* _WRITTEN PROBLEM_: Without the pictures, copy all the entries below exactly.

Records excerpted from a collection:
******************************
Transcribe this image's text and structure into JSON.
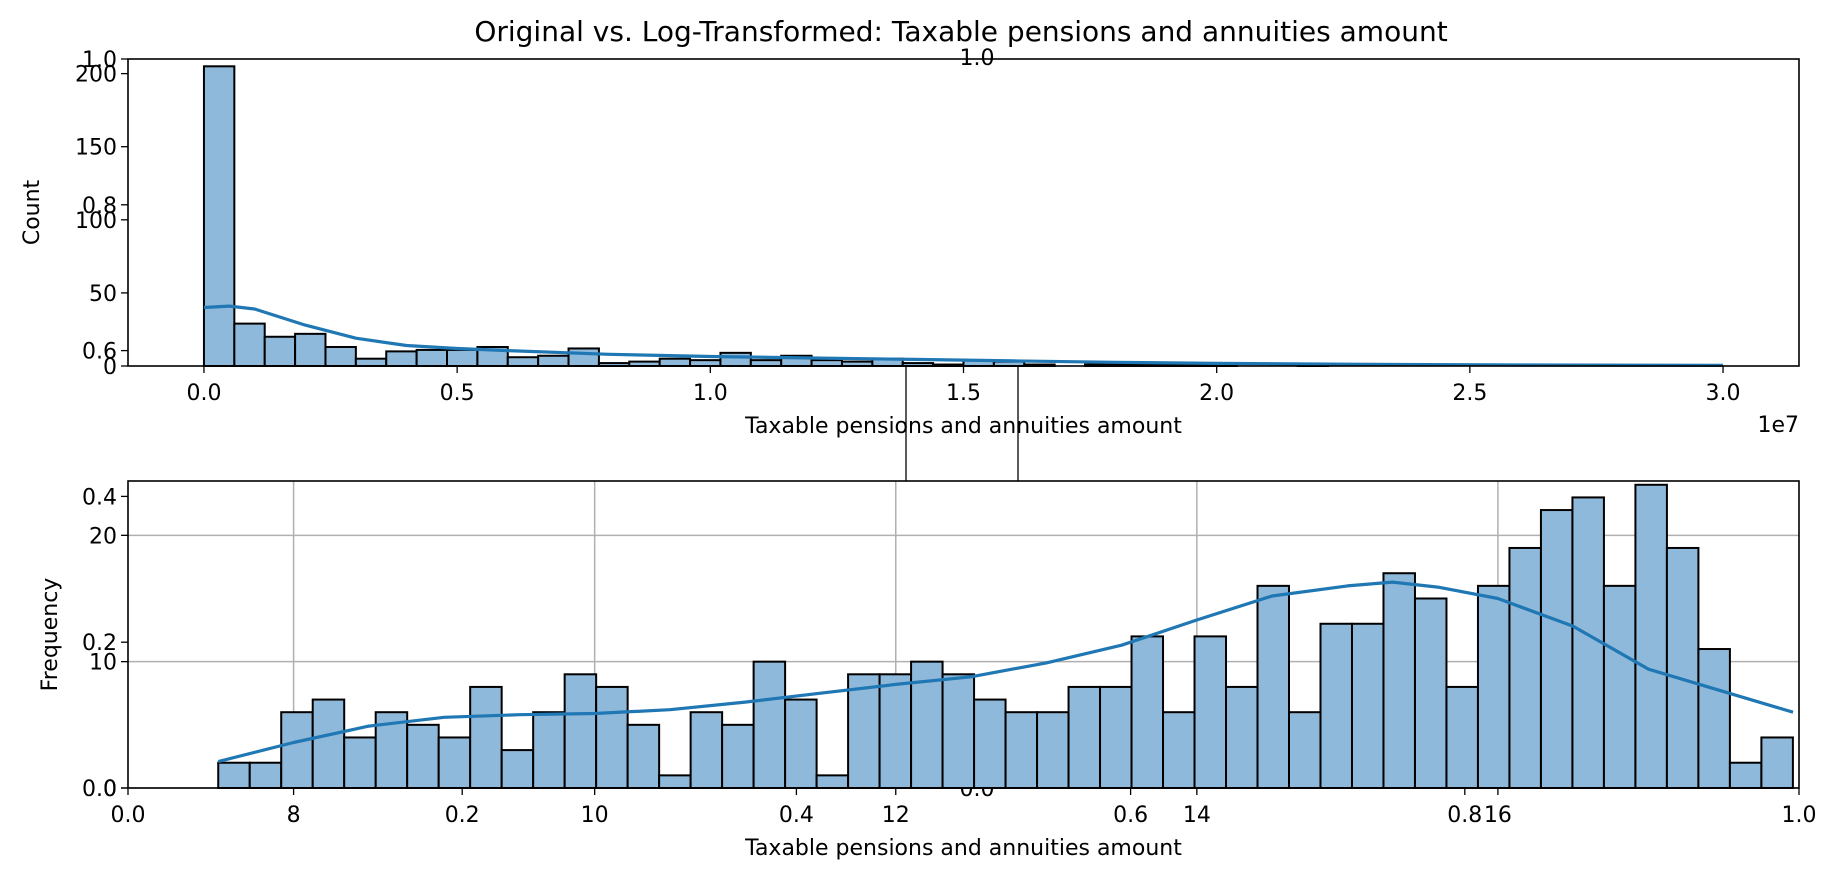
{
  "figure": {
    "title": "Original vs. Log-Transformed: Taxable pensions and annuities amount"
  },
  "background_axes": {
    "yticks": [
      "0.0",
      "0.2",
      "0.4",
      "0.6",
      "0.8",
      "1.0"
    ],
    "xticks": [
      "0.0",
      "0.2",
      "0.4",
      "0.6",
      "0.8",
      "1.0"
    ],
    "mid_xtick": "0.0",
    "mid_top_label": "1.0"
  },
  "colors": {
    "bar_fill": "#8fb9da",
    "bar_edge": "#000000",
    "kde_line": "#1f77b4",
    "grid": "#b0b0b0"
  },
  "chart_data": [
    {
      "type": "bar",
      "title": "",
      "xlabel": "Taxable pensions and annuities amount",
      "ylabel": "Count",
      "x_scale_label": "1e7",
      "xlim": [
        -0.15,
        3.15
      ],
      "ylim": [
        0,
        210
      ],
      "xticks": [
        0.0,
        0.5,
        1.0,
        1.5,
        2.0,
        2.5,
        3.0
      ],
      "xtick_labels": [
        "0.0",
        "0.5",
        "1.0",
        "1.5",
        "2.0",
        "2.5",
        "3.0"
      ],
      "yticks": [
        0,
        50,
        100,
        150,
        200
      ],
      "ytick_labels": [
        "0",
        "50",
        "100",
        "150",
        "200"
      ],
      "grid": false,
      "bin_start": 0.0,
      "bin_width": 0.06,
      "values": [
        205,
        29,
        20,
        22,
        13,
        5,
        10,
        11,
        11,
        13,
        6,
        7,
        12,
        2,
        3,
        5,
        4,
        9,
        4,
        7,
        4,
        3,
        5,
        2,
        1,
        4,
        3,
        1,
        0,
        1,
        1,
        1,
        1,
        1,
        0,
        0,
        1,
        0,
        0,
        0,
        0,
        0,
        0,
        0,
        0,
        0,
        0,
        0,
        0,
        0
      ],
      "kde": {
        "x": [
          0.0,
          0.05,
          0.1,
          0.2,
          0.3,
          0.4,
          0.5,
          0.6,
          0.8,
          1.0,
          1.2,
          1.4,
          1.6,
          1.8,
          2.0,
          2.3,
          2.6,
          3.0
        ],
        "y": [
          40,
          41,
          39,
          28,
          19,
          14,
          12,
          10.5,
          8,
          6.5,
          5.5,
          4.5,
          3.5,
          2.5,
          1.8,
          1.1,
          0.7,
          0.4
        ]
      }
    },
    {
      "type": "bar",
      "title": "",
      "xlabel": "Taxable pensions and annuities amount",
      "ylabel": "Frequency",
      "xlim": [
        6.9,
        18.0
      ],
      "ylim": [
        0,
        24.3
      ],
      "xticks": [
        8,
        10,
        12,
        14,
        16
      ],
      "xtick_labels": [
        "8",
        "10",
        "12",
        "14",
        "16"
      ],
      "yticks": [
        0,
        10,
        20
      ],
      "ytick_labels": [
        "0",
        "10",
        "20"
      ],
      "grid": true,
      "bin_start": 7.4994,
      "bin_width": 0.2092,
      "values": [
        2,
        2,
        6,
        7,
        4,
        6,
        5,
        4,
        8,
        3,
        6,
        9,
        8,
        5,
        1,
        6,
        5,
        10,
        7,
        1,
        9,
        9,
        10,
        9,
        7,
        6,
        6,
        8,
        8,
        12,
        6,
        12,
        8,
        16,
        6,
        13,
        13,
        17,
        15,
        8,
        16,
        19,
        22,
        23,
        16,
        24,
        19,
        11,
        2,
        4
      ],
      "kde": {
        "x": [
          7.5,
          8.0,
          8.5,
          9.0,
          9.5,
          10.0,
          10.5,
          11.0,
          11.5,
          12.0,
          12.5,
          13.0,
          13.5,
          14.0,
          14.5,
          15.0,
          15.3,
          15.6,
          16.0,
          16.5,
          17.0,
          17.96
        ],
        "y": [
          2.1,
          3.6,
          4.9,
          5.6,
          5.8,
          5.9,
          6.2,
          6.8,
          7.5,
          8.2,
          8.8,
          9.9,
          11.3,
          13.3,
          15.2,
          16.0,
          16.3,
          15.9,
          15.0,
          12.8,
          9.4,
          6.0
        ]
      }
    }
  ]
}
******************************
* _SOLVED PROBLEM_:
Transcribe this image's text and structure into JSON.
{
  "figure": {
    "title": "Original vs. Log-Transformed: Taxable pensions and annuities amount"
  },
  "background_axes": {
    "yticks": [
      "0.0",
      "0.2",
      "0.4",
      "0.6",
      "0.8",
      "1.0"
    ],
    "xticks": [
      "0.0",
      "0.2",
      "0.4",
      "0.6",
      "0.8",
      "1.0"
    ],
    "mid_xtick": "0.0",
    "mid_top_label": "1.0"
  },
  "colors": {
    "bar_fill": "#8fb9da",
    "bar_edge": "#000000",
    "kde_line": "#1f77b4",
    "grid": "#b0b0b0"
  },
  "chart_data": [
    {
      "type": "bar",
      "title": "",
      "xlabel": "Taxable pensions and annuities amount",
      "ylabel": "Count",
      "x_scale_label": "1e7",
      "xlim": [
        -0.15,
        3.15
      ],
      "ylim": [
        0,
        210
      ],
      "xticks": [
        0.0,
        0.5,
        1.0,
        1.5,
        2.0,
        2.5,
        3.0
      ],
      "xtick_labels": [
        "0.0",
        "0.5",
        "1.0",
        "1.5",
        "2.0",
        "2.5",
        "3.0"
      ],
      "yticks": [
        0,
        50,
        100,
        150,
        200
      ],
      "ytick_labels": [
        "0",
        "50",
        "100",
        "150",
        "200"
      ],
      "grid": false,
      "bin_start": 0.0,
      "bin_width": 0.06,
      "values": [
        205,
        29,
        20,
        22,
        13,
        5,
        10,
        11,
        11,
        13,
        6,
        7,
        12,
        2,
        3,
        5,
        4,
        9,
        4,
        7,
        4,
        3,
        5,
        2,
        1,
        4,
        3,
        1,
        0,
        1,
        1,
        1,
        1,
        1,
        0,
        0,
        1,
        0,
        0,
        0,
        0,
        0,
        0,
        0,
        0,
        0,
        0,
        0,
        0,
        0
      ],
      "kde": {
        "x": [
          0.0,
          0.05,
          0.1,
          0.2,
          0.3,
          0.4,
          0.5,
          0.6,
          0.8,
          1.0,
          1.2,
          1.4,
          1.6,
          1.8,
          2.0,
          2.3,
          2.6,
          3.0
        ],
        "y": [
          40,
          41,
          39,
          28,
          19,
          14,
          12,
          10.5,
          8,
          6.5,
          5.5,
          4.5,
          3.5,
          2.5,
          1.8,
          1.1,
          0.7,
          0.4
        ]
      }
    },
    {
      "type": "bar",
      "title": "",
      "xlabel": "Taxable pensions and annuities amount",
      "ylabel": "Frequency",
      "xlim": [
        6.9,
        18.0
      ],
      "ylim": [
        0,
        24.3
      ],
      "xticks": [
        8,
        10,
        12,
        14,
        16
      ],
      "xtick_labels": [
        "8",
        "10",
        "12",
        "14",
        "16"
      ],
      "yticks": [
        0,
        10,
        20
      ],
      "ytick_labels": [
        "0",
        "10",
        "20"
      ],
      "grid": true,
      "bin_start": 7.4994,
      "bin_width": 0.2092,
      "values": [
        2,
        2,
        6,
        7,
        4,
        6,
        5,
        4,
        8,
        3,
        6,
        9,
        8,
        5,
        1,
        6,
        5,
        10,
        7,
        1,
        9,
        9,
        10,
        9,
        7,
        6,
        6,
        8,
        8,
        12,
        6,
        12,
        8,
        16,
        6,
        13,
        13,
        17,
        15,
        8,
        16,
        19,
        22,
        23,
        16,
        24,
        19,
        11,
        2,
        4
      ],
      "kde": {
        "x": [
          7.5,
          8.0,
          8.5,
          9.0,
          9.5,
          10.0,
          10.5,
          11.0,
          11.5,
          12.0,
          12.5,
          13.0,
          13.5,
          14.0,
          14.5,
          15.0,
          15.3,
          15.6,
          16.0,
          16.5,
          17.0,
          17.96
        ],
        "y": [
          2.1,
          3.6,
          4.9,
          5.6,
          5.8,
          5.9,
          6.2,
          6.8,
          7.5,
          8.2,
          8.8,
          9.9,
          11.3,
          13.3,
          15.2,
          16.0,
          16.3,
          15.9,
          15.0,
          12.8,
          9.4,
          6.0
        ]
      }
    }
  ]
}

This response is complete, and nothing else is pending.